= EXERCISE BRIEF =
The data below needs to be returned exactly, line for line.

= DATA LINES =
-------
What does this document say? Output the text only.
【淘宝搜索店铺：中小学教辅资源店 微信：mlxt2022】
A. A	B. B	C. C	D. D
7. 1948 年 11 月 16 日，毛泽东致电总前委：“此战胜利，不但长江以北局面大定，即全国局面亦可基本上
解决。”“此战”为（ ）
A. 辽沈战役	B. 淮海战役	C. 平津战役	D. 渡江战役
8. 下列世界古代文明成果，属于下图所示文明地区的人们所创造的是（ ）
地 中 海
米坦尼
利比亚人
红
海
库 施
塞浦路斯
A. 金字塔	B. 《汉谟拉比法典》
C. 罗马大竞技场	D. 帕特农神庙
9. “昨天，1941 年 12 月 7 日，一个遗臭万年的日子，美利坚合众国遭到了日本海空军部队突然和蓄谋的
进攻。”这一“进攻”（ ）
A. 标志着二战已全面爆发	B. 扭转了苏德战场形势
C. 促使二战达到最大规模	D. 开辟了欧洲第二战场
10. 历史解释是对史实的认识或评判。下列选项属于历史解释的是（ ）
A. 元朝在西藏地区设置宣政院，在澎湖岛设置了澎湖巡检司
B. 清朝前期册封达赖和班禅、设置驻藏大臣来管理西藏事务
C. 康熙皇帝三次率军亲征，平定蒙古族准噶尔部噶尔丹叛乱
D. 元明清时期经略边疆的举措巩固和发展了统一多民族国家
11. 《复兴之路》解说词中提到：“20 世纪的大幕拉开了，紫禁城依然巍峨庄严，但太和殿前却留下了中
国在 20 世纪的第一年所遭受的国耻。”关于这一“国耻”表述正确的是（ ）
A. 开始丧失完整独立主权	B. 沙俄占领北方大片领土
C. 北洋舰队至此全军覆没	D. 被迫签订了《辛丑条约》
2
-------
= RESPONSE BELOW =
What does this document say? Output the text only.
【淘宝搜索店铺：中小学教辅资源店 微信：mlxt2022】
A. A	B. B	C. C	D. D
7. 1948 年 11 月 16 日，毛泽东致电总前委：“此战胜利，不但长江以北局面大定，即全国局面亦可基本上
解决。”“此战”为（ ）
A. 辽沈战役	B. 淮海战役	C. 平津战役	D. 渡江战役
8. 下列世界古代文明成果，属于下图所示文明地区的人们所创造的是（ ）
地 中 海
米坦尼
利比亚人
红
海
库 施
塞浦路斯
A. 金字塔	B. 《汉谟拉比法典》
C. 罗马大竞技场	D. 帕特农神庙
9. “昨天，1941 年 12 月 7 日，一个遗臭万年的日子，美利坚合众国遭到了日本海空军部队突然和蓄谋的
进攻。”这一“进攻”（ ）
A. 标志着二战已全面爆发	B. 扭转了苏德战场形势
C. 促使二战达到最大规模	D. 开辟了欧洲第二战场
10. 历史解释是对史实的认识或评判。下列选项属于历史解释的是（ ）
A. 元朝在西藏地区设置宣政院，在澎湖岛设置了澎湖巡检司
B. 清朝前期册封达赖和班禅、设置驻藏大臣来管理西藏事务
C. 康熙皇帝三次率军亲征，平定蒙古族准噶尔部噶尔丹叛乱
D. 元明清时期经略边疆的举措巩固和发展了统一多民族国家
11. 《复兴之路》解说词中提到：“20 世纪的大幕拉开了，紫禁城依然巍峨庄严，但太和殿前却留下了中
国在 20 世纪的第一年所遭受的国耻。”关于这一“国耻”表述正确的是（ ）
A. 开始丧失完整独立主权	B. 沙俄占领北方大片领土
C. 北洋舰队至此全军覆没	D. 被迫签订了《辛丑条约》
2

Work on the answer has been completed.